[Task statement]:
Copy out every record below, word for word.
>> BEGIN
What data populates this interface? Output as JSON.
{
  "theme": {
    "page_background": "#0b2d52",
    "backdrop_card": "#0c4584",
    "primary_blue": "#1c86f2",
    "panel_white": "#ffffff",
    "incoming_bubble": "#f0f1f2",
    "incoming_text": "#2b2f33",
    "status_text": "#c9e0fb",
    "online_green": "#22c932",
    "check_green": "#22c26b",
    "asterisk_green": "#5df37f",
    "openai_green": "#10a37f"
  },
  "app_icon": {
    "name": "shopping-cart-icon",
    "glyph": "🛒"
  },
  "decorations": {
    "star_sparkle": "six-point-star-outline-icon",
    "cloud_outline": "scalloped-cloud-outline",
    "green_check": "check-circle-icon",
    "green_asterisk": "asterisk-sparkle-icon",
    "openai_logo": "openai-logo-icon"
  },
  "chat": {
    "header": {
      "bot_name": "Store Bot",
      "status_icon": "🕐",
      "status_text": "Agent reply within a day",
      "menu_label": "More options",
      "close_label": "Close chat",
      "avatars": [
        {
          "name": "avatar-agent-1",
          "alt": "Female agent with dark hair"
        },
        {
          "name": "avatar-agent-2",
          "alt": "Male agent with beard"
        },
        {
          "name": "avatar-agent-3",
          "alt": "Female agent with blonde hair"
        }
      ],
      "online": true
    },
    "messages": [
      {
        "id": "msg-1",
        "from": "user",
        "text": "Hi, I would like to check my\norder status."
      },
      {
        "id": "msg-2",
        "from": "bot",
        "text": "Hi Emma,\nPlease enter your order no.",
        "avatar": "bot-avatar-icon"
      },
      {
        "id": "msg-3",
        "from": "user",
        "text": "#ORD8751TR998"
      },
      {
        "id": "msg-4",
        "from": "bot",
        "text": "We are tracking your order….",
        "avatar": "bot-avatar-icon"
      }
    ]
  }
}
>> END
[Written solution]:
What data populates this interface? Output as JSON.
{
  "theme": {
    "page_background": "#0b2d52",
    "backdrop_card": "#0c4584",
    "primary_blue": "#1c86f2",
    "panel_white": "#ffffff",
    "incoming_bubble": "#f0f1f2",
    "incoming_text": "#2b2f33",
    "status_text": "#c9e0fb",
    "online_green": "#22c932",
    "check_green": "#22c26b",
    "asterisk_green": "#5df37f",
    "openai_green": "#10a37f"
  },
  "app_icon": {
    "name": "shopping-cart-icon",
    "glyph": "🛒"
  },
  "decorations": {
    "star_sparkle": "six-point-star-outline-icon",
    "cloud_outline": "scalloped-cloud-outline",
    "green_check": "check-circle-icon",
    "green_asterisk": "asterisk-sparkle-icon",
    "openai_logo": "openai-logo-icon"
  },
  "chat": {
    "header": {
      "bot_name": "Store Bot",
      "status_icon": "🕐",
      "status_text": "Agent reply within a day",
      "menu_label": "More options",
      "close_label": "Close chat",
      "avatars": [
        {
          "name": "avatar-agent-1",
          "alt": "Female agent with dark hair"
        },
        {
          "name": "avatar-agent-2",
          "alt": "Male agent with beard"
        },
        {
          "name": "avatar-agent-3",
          "alt": "Female agent with blonde hair"
        }
      ],
      "online": true
    },
    "messages": [
      {
        "id": "msg-1",
        "from": "user",
        "text": "Hi, I would like to check my\norder status."
      },
      {
        "id": "msg-2",
        "from": "bot",
        "text": "Hi Emma,\nPlease enter your order no.",
        "avatar": "bot-avatar-icon"
      },
      {
        "id": "msg-3",
        "from": "user",
        "text": "#ORD8751TR998"
      },
      {
        "id": "msg-4",
        "from": "bot",
        "text": "We are tracking your order….",
        "avatar": "bot-avatar-icon"
      }
    ]
  }
}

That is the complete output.